[Items listed in a dataset]
● ● ●

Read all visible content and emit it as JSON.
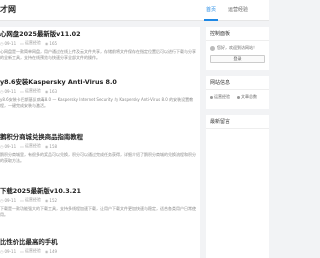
{
  "header": {
    "site_name": "才网",
    "nav": [
      {
        "label": "首页",
        "active": true
      },
      {
        "label": "运营经验",
        "active": false
      }
    ]
  },
  "posts": [
    {
      "title": "心网盘2025最新版v11.02",
      "date": "09-11",
      "category": "运营经验",
      "views": "165",
      "excerpt": "心网盘是一款简单网盘，用户通过在线上传及云文件共享，存储前将文件保存在指定位置后可以进行下载与分享的全新工具，支持在线预览与快速分享全部文件的操作。"
    },
    {
      "title": "y8.6安装Kaspersky Anti-Virus 8.0",
      "date": "09-11",
      "category": "运营经验",
      "views": "163",
      "excerpt": "y8.6安装卡巴斯基反病毒8.0 — Kaspersky Internet Security 与 Kaspersky Anti-Virus 8.0 的安装设置教程，一键完成安装与激活。"
    },
    {
      "title": "鹅积分商城兑换商品指南教程",
      "date": "09-11",
      "category": "运营经验",
      "views": "158",
      "excerpt": "鹅积分商城里，有很多的奖品可以兑换，积分可以通过完成任务获得，详细介绍了鹅积分商城的兑换流程和积分的获取方法。"
    },
    {
      "title": "下载2025最新版v10.3.21",
      "date": "09-11",
      "category": "运营经验",
      "views": "152",
      "excerpt": "下载是一款功能强大的下载工具，支持多线程加速下载，让用户下载文件更加快速与稳定，适合各类用户日常使用。"
    },
    {
      "title": "比性价比最高的手机",
      "date": "09-11",
      "category": "运营经验",
      "views": "149",
      "excerpt": ""
    }
  ],
  "sidebar": {
    "control_title": "控制面板",
    "greeting": "您好，欢迎到访网站！",
    "login_label": "登录",
    "stats_title": "网站信息",
    "stats": [
      "运营经验",
      "文章总数"
    ],
    "latest_title": "最新留言"
  }
}
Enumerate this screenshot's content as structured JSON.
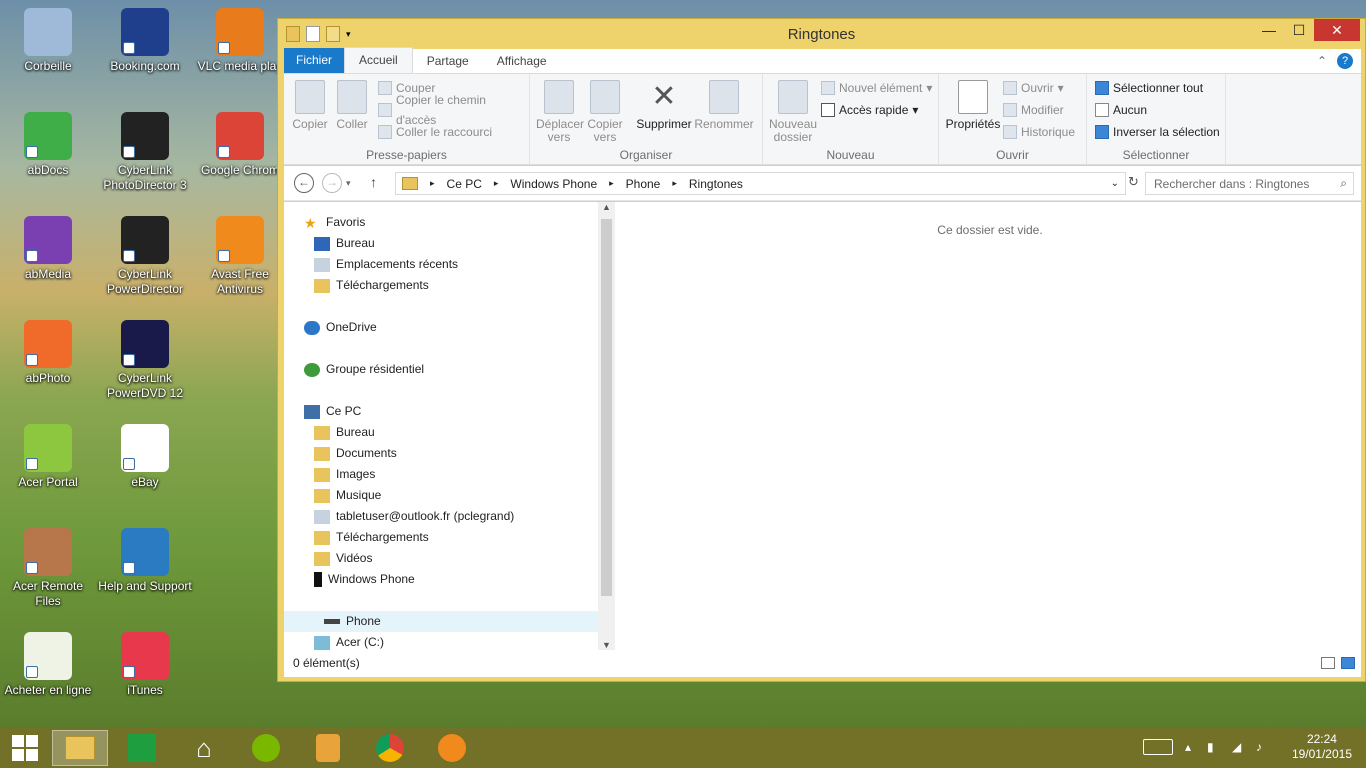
{
  "desktop": {
    "icons": [
      {
        "label": "Corbeille",
        "color": "#9fb9d8"
      },
      {
        "label": "Booking.com",
        "color": "#1f3e8c"
      },
      {
        "label": "VLC media play",
        "color": "#e87b1c"
      },
      {
        "label": "abDocs",
        "color": "#3fae49"
      },
      {
        "label": "CyberLink PhotoDirector 3",
        "color": "#222222"
      },
      {
        "label": "Google Chrom",
        "color": "#db4437"
      },
      {
        "label": "abMedia",
        "color": "#7a3fb0"
      },
      {
        "label": "CyberLink PowerDirector",
        "color": "#222222"
      },
      {
        "label": "Avast Free Antivirus",
        "color": "#f18a1c"
      },
      {
        "label": "abPhoto",
        "color": "#f06a2a"
      },
      {
        "label": "CyberLink PowerDVD 12",
        "color": "#1a1a4a"
      },
      {
        "label": "Acer Portal",
        "color": "#8dc63f"
      },
      {
        "label": "eBay",
        "color": "#ffffff"
      },
      {
        "label": "Acer Remote Files",
        "color": "#b7774a"
      },
      {
        "label": "Help and Support",
        "color": "#2a7bc1"
      },
      {
        "label": "Acheter en ligne",
        "color": "#eef3e6"
      },
      {
        "label": "iTunes",
        "color": "#e8394c"
      }
    ]
  },
  "window": {
    "title": "Ringtones",
    "controls": {
      "minimize": "—",
      "maximize": "☐",
      "close": "✕"
    }
  },
  "tabs": {
    "file": "Fichier",
    "home": "Accueil",
    "share": "Partage",
    "view": "Affichage"
  },
  "ribbon": {
    "clipboard": {
      "label": "Presse-papiers",
      "copy": "Copier",
      "paste": "Coller",
      "cut": "Couper",
      "copy_path": "Copier le chemin d'accès",
      "paste_shortcut": "Coller le raccourci"
    },
    "organize": {
      "label": "Organiser",
      "move_to": "Déplacer vers",
      "copy_to": "Copier vers",
      "delete": "Supprimer",
      "rename": "Renommer"
    },
    "new": {
      "label": "Nouveau",
      "new_folder": "Nouveau dossier",
      "new_item": "Nouvel élément",
      "easy_access": "Accès rapide"
    },
    "open": {
      "label": "Ouvrir",
      "properties": "Propriétés",
      "open": "Ouvrir",
      "edit": "Modifier",
      "history": "Historique"
    },
    "select": {
      "label": "Sélectionner",
      "select_all": "Sélectionner tout",
      "select_none": "Aucun",
      "invert": "Inverser la sélection"
    }
  },
  "address": {
    "path": [
      "Ce PC",
      "Windows Phone",
      "Phone",
      "Ringtones"
    ],
    "search_placeholder": "Rechercher dans : Ringtones"
  },
  "nav": {
    "favorites": "Favoris",
    "desktop": "Bureau",
    "recent": "Emplacements récents",
    "downloads": "Téléchargements",
    "onedrive": "OneDrive",
    "homegroup": "Groupe résidentiel",
    "thispc": "Ce PC",
    "pc_items": [
      "Bureau",
      "Documents",
      "Images",
      "Musique",
      "tabletuser@outlook.fr (pclegrand)",
      "Téléchargements",
      "Vidéos",
      "Windows Phone"
    ],
    "phone": "Phone",
    "drive": "Acer (C:)"
  },
  "content": {
    "empty_message": "Ce dossier est vide."
  },
  "status": {
    "count": "0 élément(s)"
  },
  "taskbar": {
    "time": "22:24",
    "date": "19/01/2015"
  }
}
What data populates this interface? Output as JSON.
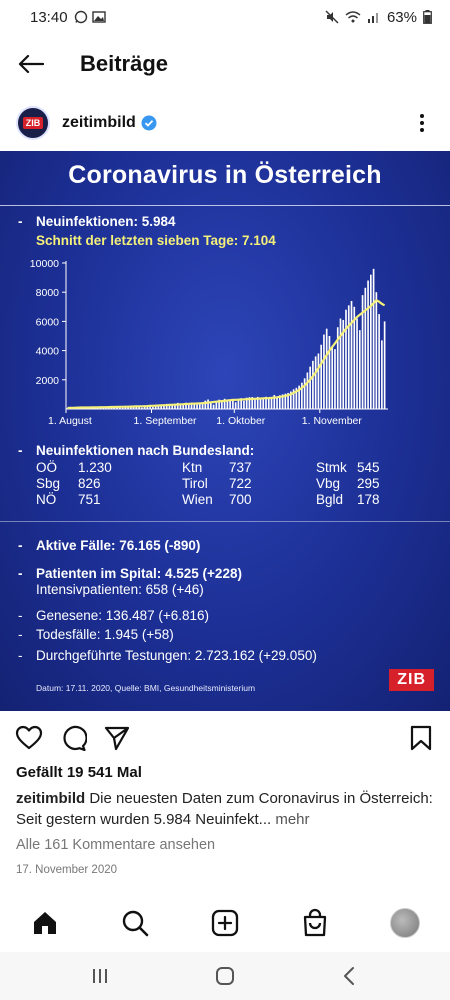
{
  "status": {
    "time": "13:40",
    "battery": "63%",
    "left_icons": [
      "whatsapp-icon",
      "image-icon"
    ],
    "right_icons": [
      "mute-icon",
      "wifi-icon",
      "signal-icon",
      "battery-icon"
    ]
  },
  "appbar": {
    "title": "Beiträge"
  },
  "post": {
    "username": "zeitimbild",
    "avatar_text": "ZIB",
    "infographic": {
      "title": "Coronavirus in Österreich",
      "new_infections_label": "Neuinfektionen: 5.984",
      "seven_day_label": "Schnitt der letzten sieben Tage: 7.104",
      "by_state_label": "Neuinfektionen nach Bundesland:",
      "states": [
        {
          "name": "OÖ",
          "value": "1.230"
        },
        {
          "name": "Ktn",
          "value": "737"
        },
        {
          "name": "Stmk",
          "value": "545"
        },
        {
          "name": "Sbg",
          "value": "826"
        },
        {
          "name": "Tirol",
          "value": "722"
        },
        {
          "name": "Vbg",
          "value": "295"
        },
        {
          "name": "NÖ",
          "value": "751"
        },
        {
          "name": "Wien",
          "value": "700"
        },
        {
          "name": "Bgld",
          "value": "178"
        }
      ],
      "active_cases": "Aktive Fälle: 76.165 (-890)",
      "hospital": "Patienten im Spital: 4.525 (+228)",
      "icu": "Intensivpatienten: 658 (+46)",
      "recovered": "Genesene: 136.487 (+6.816)",
      "deaths": "Todesfälle: 1.945 (+58)",
      "tests": "Durchgeführte Testungen: 2.723.162 (+29.050)",
      "source": "Datum: 17.11. 2020, Quelle: BMI, Gesundheitsministerium",
      "logo": "ZIB",
      "bullet": "-"
    },
    "likes": "Gefällt 19 541 Mal",
    "caption": "Die neuesten Daten zum Coronavirus in Österreich: Seit gestern wurden 5.984 Neuinfekt...",
    "more": "mehr",
    "comments_link": "Alle 161 Kommentare ansehen",
    "date": "17. November 2020"
  },
  "chart_data": {
    "type": "bar",
    "title": "",
    "xlabel": "",
    "ylabel": "",
    "ylim": [
      0,
      10000
    ],
    "yticks": [
      2000,
      4000,
      6000,
      8000,
      10000
    ],
    "ytick_labels": [
      "2000",
      "4000",
      "6000",
      "8000",
      "10000"
    ],
    "x_tick_labels": [
      "1. August",
      "1. September",
      "1. Oktober",
      "1. November"
    ],
    "x_tick_index": [
      0,
      31,
      61,
      92
    ],
    "series": [
      {
        "type": "bar",
        "values": [
          50,
          80,
          110,
          60,
          70,
          120,
          90,
          60,
          80,
          140,
          90,
          130,
          120,
          70,
          80,
          150,
          110,
          180,
          140,
          100,
          80,
          190,
          150,
          200,
          120,
          220,
          160,
          90,
          200,
          250,
          270,
          140,
          260,
          190,
          300,
          280,
          350,
          200,
          340,
          290,
          420,
          350,
          310,
          430,
          390,
          440,
          380,
          350,
          430,
          460,
          570,
          650,
          500,
          300,
          520,
          640,
          610,
          700,
          520,
          650,
          600,
          460,
          710,
          740,
          560,
          780,
          810,
          820,
          650,
          830,
          680,
          750,
          840,
          720,
          800,
          960,
          860,
          940,
          1000,
          1050,
          1100,
          1200,
          1350,
          1450,
          1600,
          1800,
          2100,
          2500,
          2900,
          3300,
          3600,
          3800,
          4400,
          5100,
          5500,
          5000,
          4200,
          4100,
          5600,
          6200,
          6100,
          6800,
          7100,
          7400,
          7000,
          6200,
          5400,
          7800,
          8300,
          8800,
          9200,
          9600,
          8000,
          6500,
          4700,
          6000
        ]
      },
      {
        "type": "line",
        "values": [
          70,
          80,
          85,
          90,
          95,
          100,
          100,
          100,
          105,
          110,
          110,
          115,
          120,
          120,
          125,
          130,
          135,
          140,
          145,
          150,
          150,
          155,
          160,
          165,
          170,
          175,
          180,
          185,
          190,
          200,
          210,
          220,
          230,
          240,
          250,
          260,
          270,
          280,
          290,
          300,
          310,
          320,
          330,
          340,
          350,
          360,
          370,
          380,
          390,
          400,
          420,
          440,
          460,
          480,
          500,
          520,
          540,
          560,
          580,
          600,
          620,
          630,
          640,
          650,
          660,
          670,
          680,
          690,
          700,
          710,
          720,
          730,
          740,
          750,
          760,
          780,
          800,
          830,
          860,
          900,
          950,
          1000,
          1100,
          1200,
          1300,
          1450,
          1600,
          1800,
          2000,
          2250,
          2500,
          2800,
          3100,
          3400,
          3700,
          4000,
          4250,
          4500,
          4750,
          5000,
          5250,
          5500,
          5700,
          5900,
          6100,
          6300,
          6450,
          6600,
          6750,
          6900,
          7050,
          7250,
          7450,
          7350,
          7200,
          7104
        ]
      }
    ],
    "grid": false,
    "legend": "none"
  },
  "colors": {
    "infographic_bg": "#1c2f95",
    "highlight": "#f5f07a",
    "brand_red": "#d6212a",
    "verified_blue": "#3897f0"
  },
  "icons": {
    "back": "arrow-left-icon",
    "verified": "verified-badge-icon",
    "more": "kebab-icon",
    "like": "heart-icon",
    "comment": "comment-icon",
    "share": "send-icon",
    "save": "bookmark-icon",
    "home": "home-icon",
    "search": "search-icon",
    "create": "plus-square-icon",
    "shop": "shopping-bag-icon",
    "profile": "profile-avatar-icon",
    "recents": "recents-icon",
    "android_home": "android-home-icon",
    "android_back": "android-back-icon"
  }
}
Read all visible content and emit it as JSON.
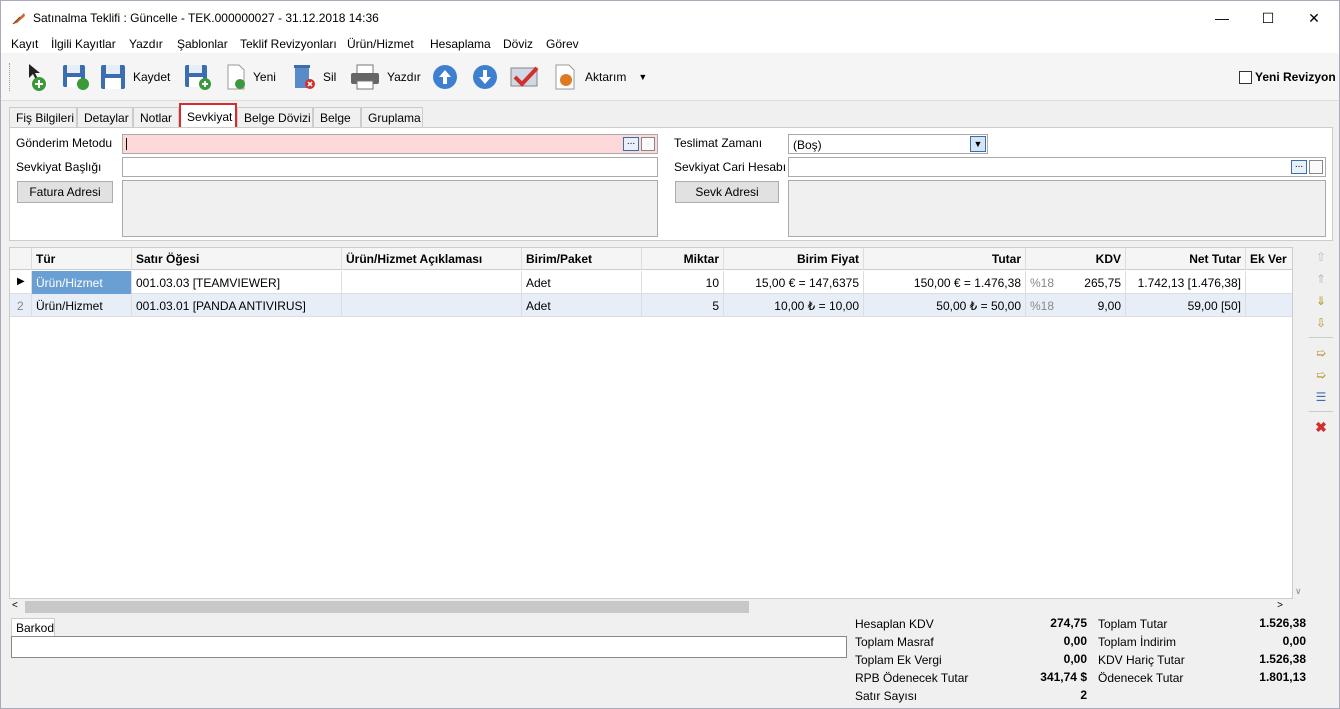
{
  "window": {
    "title": "Satınalma Teklifi : Güncelle - TEK.000000027 - 31.12.2018 14:36",
    "minimize_glyph": "—",
    "maximize_glyph": "☐",
    "close_glyph": "✕"
  },
  "menu": [
    "Kayıt",
    "İlgili Kayıtlar",
    "Yazdır",
    "Şablonlar",
    "Teklif Revizyonları",
    "Ürün/Hizmet",
    "Hesaplama",
    "Döviz",
    "Görev"
  ],
  "toolbar": {
    "save_label": "Kaydet",
    "new_label": "Yeni",
    "delete_label": "Sil",
    "print_label": "Yazdır",
    "transfer_label": "Aktarım",
    "new_revision_label": "Yeni Revizyon"
  },
  "tabs": [
    "Fiş Bilgileri",
    "Detaylar",
    "Notlar",
    "Sevkiyat",
    "Belge Dövizi",
    "Belge",
    "Gruplama"
  ],
  "shipping": {
    "method_label": "Gönderim Metodu",
    "method_value": "",
    "title_label": "Sevkiyat Başlığı",
    "title_value": "",
    "invoice_address_button": "Fatura Adresi",
    "delivery_time_label": "Teslimat Zamanı",
    "delivery_time_value": "(Boş)",
    "shipping_account_label": "Sevkiyat Cari Hesabı",
    "shipping_account_value": "",
    "shipping_address_button": "Sevk Adresi"
  },
  "grid": {
    "columns": [
      "Tür",
      "Satır Öğesi",
      "Ürün/Hizmet Açıklaması",
      "Birim/Paket",
      "Miktar",
      "Birim Fiyat",
      "Tutar",
      "KDV",
      "Net Tutar",
      "Ek Ver"
    ],
    "rows": [
      {
        "indicator": "▶",
        "type": "Ürün/Hizmet",
        "item": "001.03.03 [TEAMVIEWER]",
        "desc": "",
        "unit": "Adet",
        "qty": "10",
        "unit_price": "15,00 € = 147,6375",
        "amount": "150,00 € = 1.476,38",
        "vat_rate": "%18",
        "vat": "265,75",
        "net": "1.742,13 [1.476,38]",
        "extra": ""
      },
      {
        "indicator": "2",
        "type": "Ürün/Hizmet",
        "item": "001.03.01 [PANDA ANTIVIRUS]",
        "desc": "",
        "unit": "Adet",
        "qty": "5",
        "unit_price": "10,00 ₺ = 10,00",
        "amount": "50,00 ₺ = 50,00",
        "vat_rate": "%18",
        "vat": "9,00",
        "net": "59,00 [50]",
        "extra": ""
      }
    ]
  },
  "barcode": {
    "tab_label": "Barkod",
    "value": ""
  },
  "summary": {
    "left": [
      {
        "label": "Hesaplan KDV",
        "value": "274,75"
      },
      {
        "label": "Toplam Masraf",
        "value": "0,00"
      },
      {
        "label": "Toplam Ek Vergi",
        "value": "0,00"
      },
      {
        "label": "RPB Ödenecek Tutar",
        "value": "341,74 $"
      },
      {
        "label": "Satır Sayısı",
        "value": "2"
      }
    ],
    "right": [
      {
        "label": "Toplam Tutar",
        "value": "1.526,38"
      },
      {
        "label": "Toplam İndirim",
        "value": "0,00"
      },
      {
        "label": "KDV Hariç Tutar",
        "value": "1.526,38"
      },
      {
        "label": "Ödenecek Tutar",
        "value": "1.801,13"
      }
    ]
  },
  "colors": {
    "accent": "#d32f2f",
    "selected_cell": "#6a9fd4",
    "pink_field": "#fdd9d9"
  }
}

● ● ●

Return, in full, every line of these entries that holds "Österreich".

      "title": "Coronavirus in Österreich",
    "caption": "Die neuesten Daten zum Coronavirus in Österreich: Seit gestern wurden 5.984 Neuinfekt...",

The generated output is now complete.